== Extracted information ==

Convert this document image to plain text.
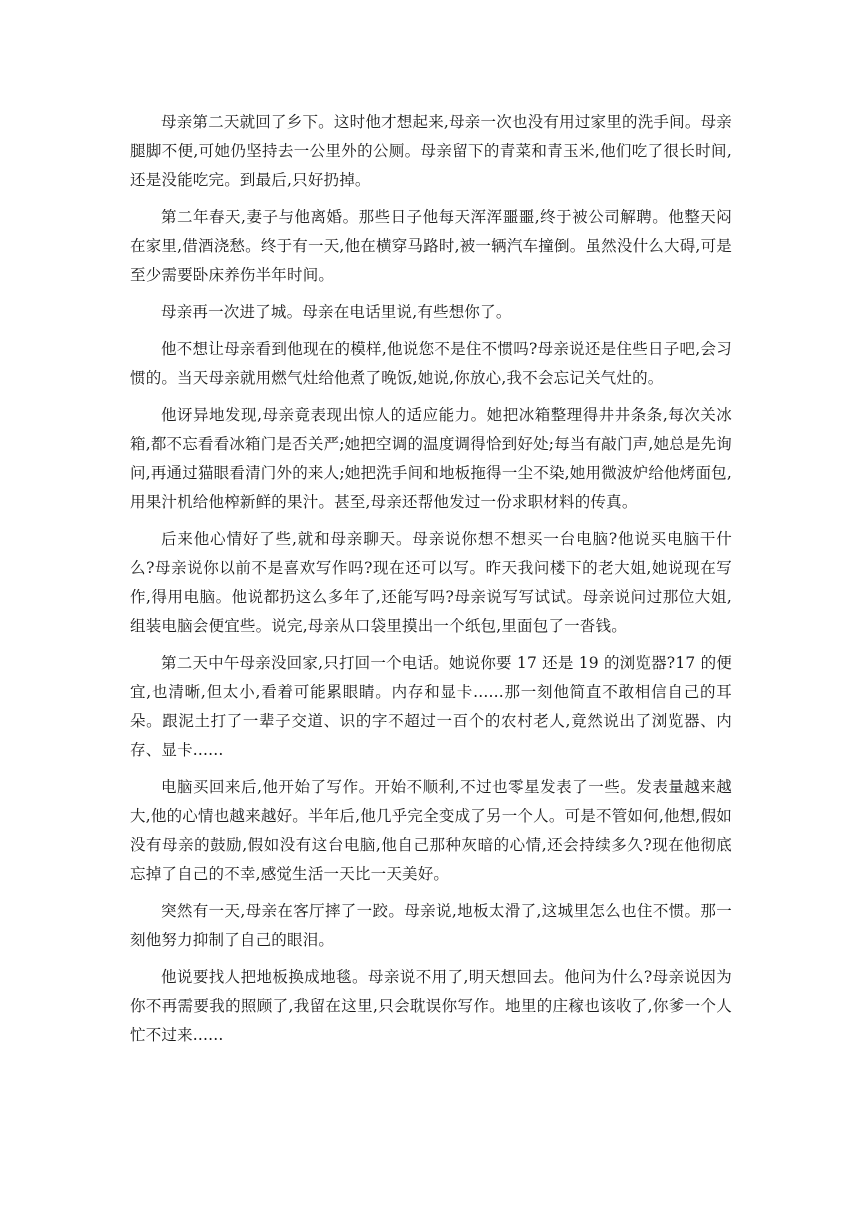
母亲第二天就回了乡下。这时他才想起来,母亲一次也没有用过家里的洗手间。母亲腿脚不便,可她仍坚持去一公里外的公厕。母亲留下的青菜和青玉米,他们吃了很长时间,还是没能吃完。到最后,只好扔掉。

第二年春天,妻子与他离婚。那些日子他每天浑浑噩噩,终于被公司解聘。他整天闷在家里,借酒浇愁。终于有一天,他在横穿马路时,被一辆汽车撞倒。虽然没什么大碍,可是至少需要卧床养伤半年时间。

母亲再一次进了城。母亲在电话里说,有些想你了。

他不想让母亲看到他现在的模样,他说您不是住不惯吗?母亲说还是住些日子吧,会习惯的。当天母亲就用燃气灶给他煮了晚饭,她说,你放心,我不会忘记关气灶的。

他讶异地发现,母亲竟表现出惊人的适应能力。她把冰箱整理得井井条条,每次关冰箱,都不忘看看冰箱门是否关严;她把空调的温度调得恰到好处;每当有敲门声,她总是先询问,再通过猫眼看清门外的来人;她把洗手间和地板拖得一尘不染,她用微波炉给他烤面包,用果汁机给他榨新鲜的果汁。甚至,母亲还帮他发过一份求职材料的传真。

后来他心情好了些,就和母亲聊天。母亲说你想不想买一台电脑?他说买电脑干什么?母亲说你以前不是喜欢写作吗?现在还可以写。昨天我问楼下的老大姐,她说现在写作,得用电脑。他说都扔这么多年了,还能写吗?母亲说写写试试。母亲说问过那位大姐,组装电脑会便宜些。说完,母亲从口袋里摸出一个纸包,里面包了一沓钱。

第二天中午母亲没回家,只打回一个电话。她说你要 17 还是 19 的浏览器?17 的便宜,也清晰,但太小,看着可能累眼睛。内存和显卡......那一刻他简直不敢相信自己的耳朵。跟泥土打了一辈子交道、识的字不超过一百个的农村老人,竟然说出了浏览器、内存、显卡......

电脑买回来后,他开始了写作。开始不顺利,不过也零星发表了一些。发表量越来越大,他的心情也越来越好。半年后,他几乎完全变成了另一个人。可是不管如何,他想,假如没有母亲的鼓励,假如没有这台电脑,他自己那种灰暗的心情,还会持续多久?现在他彻底忘掉了自己的不幸,感觉生活一天比一天美好。

突然有一天,母亲在客厅摔了一跤。母亲说,地板太滑了,这城里怎么也住不惯。那一刻他努力抑制了自己的眼泪。

他说要找人把地板换成地毯。母亲说不用了,明天想回去。他问为什么?母亲说因为你不再需要我的照顾了,我留在这里,只会耽误你写作。地里的庄稼也该收了,你爹一个人忙不过来......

===

Exclude the pictures and repeat every other part of the records word for word.

Output below:
Convert this document image to plain text.
母亲第二天就回了乡下。这时他才想起来,母亲一次也没有用过家里的洗手间。母亲腿脚不便,可她仍坚持去一公里外的公厕。母亲留下的青菜和青玉米,他们吃了很长时间,还是没能吃完。到最后,只好扔掉。

第二年春天,妻子与他离婚。那些日子他每天浑浑噩噩,终于被公司解聘。他整天闷在家里,借酒浇愁。终于有一天,他在横穿马路时,被一辆汽车撞倒。虽然没什么大碍,可是至少需要卧床养伤半年时间。

母亲再一次进了城。母亲在电话里说,有些想你了。

他不想让母亲看到他现在的模样,他说您不是住不惯吗?母亲说还是住些日子吧,会习惯的。当天母亲就用燃气灶给他煮了晚饭,她说,你放心,我不会忘记关气灶的。

他讶异地发现,母亲竟表现出惊人的适应能力。她把冰箱整理得井井条条,每次关冰箱,都不忘看看冰箱门是否关严;她把空调的温度调得恰到好处;每当有敲门声,她总是先询问,再通过猫眼看清门外的来人;她把洗手间和地板拖得一尘不染,她用微波炉给他烤面包,用果汁机给他榨新鲜的果汁。甚至,母亲还帮他发过一份求职材料的传真。

后来他心情好了些,就和母亲聊天。母亲说你想不想买一台电脑?他说买电脑干什么?母亲说你以前不是喜欢写作吗?现在还可以写。昨天我问楼下的老大姐,她说现在写作,得用电脑。他说都扔这么多年了,还能写吗?母亲说写写试试。母亲说问过那位大姐,组装电脑会便宜些。说完,母亲从口袋里摸出一个纸包,里面包了一沓钱。

第二天中午母亲没回家,只打回一个电话。她说你要 17 还是 19 的浏览器?17 的便宜,也清晰,但太小,看着可能累眼睛。内存和显卡......那一刻他简直不敢相信自己的耳朵。跟泥土打了一辈子交道、识的字不超过一百个的农村老人,竟然说出了浏览器、内存、显卡......

电脑买回来后,他开始了写作。开始不顺利,不过也零星发表了一些。发表量越来越大,他的心情也越来越好。半年后,他几乎完全变成了另一个人。可是不管如何,他想,假如没有母亲的鼓励,假如没有这台电脑,他自己那种灰暗的心情,还会持续多久?现在他彻底忘掉了自己的不幸,感觉生活一天比一天美好。

突然有一天,母亲在客厅摔了一跤。母亲说,地板太滑了,这城里怎么也住不惯。那一刻他努力抑制了自己的眼泪。

他说要找人把地板换成地毯。母亲说不用了,明天想回去。他问为什么?母亲说因为你不再需要我的照顾了,我留在这里,只会耽误你写作。地里的庄稼也该收了,你爹一个人忙不过来......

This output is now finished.